• Given task:
Draw out every line with the word "icon" from the listing below.

• Data supplied:

^^^^^^^^

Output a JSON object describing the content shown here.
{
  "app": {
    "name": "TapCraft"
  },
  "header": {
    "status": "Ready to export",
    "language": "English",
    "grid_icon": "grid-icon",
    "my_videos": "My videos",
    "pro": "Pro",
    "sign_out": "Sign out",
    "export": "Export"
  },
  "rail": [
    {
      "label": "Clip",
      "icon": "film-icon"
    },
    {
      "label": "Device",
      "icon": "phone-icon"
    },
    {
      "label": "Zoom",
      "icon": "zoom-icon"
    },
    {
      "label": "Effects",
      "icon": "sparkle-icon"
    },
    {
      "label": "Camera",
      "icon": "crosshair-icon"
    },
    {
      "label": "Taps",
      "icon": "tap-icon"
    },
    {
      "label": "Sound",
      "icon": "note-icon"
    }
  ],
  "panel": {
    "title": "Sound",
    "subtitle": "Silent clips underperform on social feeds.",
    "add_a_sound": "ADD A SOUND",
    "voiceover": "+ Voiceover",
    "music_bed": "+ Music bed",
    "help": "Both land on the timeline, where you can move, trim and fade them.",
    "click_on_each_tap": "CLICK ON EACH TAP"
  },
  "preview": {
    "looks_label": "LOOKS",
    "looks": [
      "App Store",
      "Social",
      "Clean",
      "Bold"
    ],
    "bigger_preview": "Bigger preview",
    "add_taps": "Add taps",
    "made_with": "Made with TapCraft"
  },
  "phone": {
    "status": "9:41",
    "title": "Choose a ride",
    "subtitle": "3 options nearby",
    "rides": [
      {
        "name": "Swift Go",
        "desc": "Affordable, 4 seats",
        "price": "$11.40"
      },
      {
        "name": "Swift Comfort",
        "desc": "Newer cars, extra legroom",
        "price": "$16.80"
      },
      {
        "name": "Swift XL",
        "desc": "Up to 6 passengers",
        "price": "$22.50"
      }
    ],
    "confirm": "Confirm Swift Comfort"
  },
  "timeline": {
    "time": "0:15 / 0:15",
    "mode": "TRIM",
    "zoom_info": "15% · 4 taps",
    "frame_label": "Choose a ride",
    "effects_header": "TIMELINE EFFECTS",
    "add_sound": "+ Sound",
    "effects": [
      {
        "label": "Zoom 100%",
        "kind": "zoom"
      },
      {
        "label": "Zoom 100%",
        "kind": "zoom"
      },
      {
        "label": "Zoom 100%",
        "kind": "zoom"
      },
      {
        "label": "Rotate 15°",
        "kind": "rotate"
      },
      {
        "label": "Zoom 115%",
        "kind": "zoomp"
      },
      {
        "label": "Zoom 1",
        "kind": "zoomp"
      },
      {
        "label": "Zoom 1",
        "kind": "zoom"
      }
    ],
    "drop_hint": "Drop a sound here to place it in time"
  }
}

^^^^^^^^

• Result of this exercise:
    "grid_icon": "grid-icon",
      "icon": "film-icon"
      "icon": "phone-icon"
      "icon": "zoom-icon"
      "icon": "sparkle-icon"
      "icon": "crosshair-icon"
      "icon": "tap-icon"
      "icon": "note-icon"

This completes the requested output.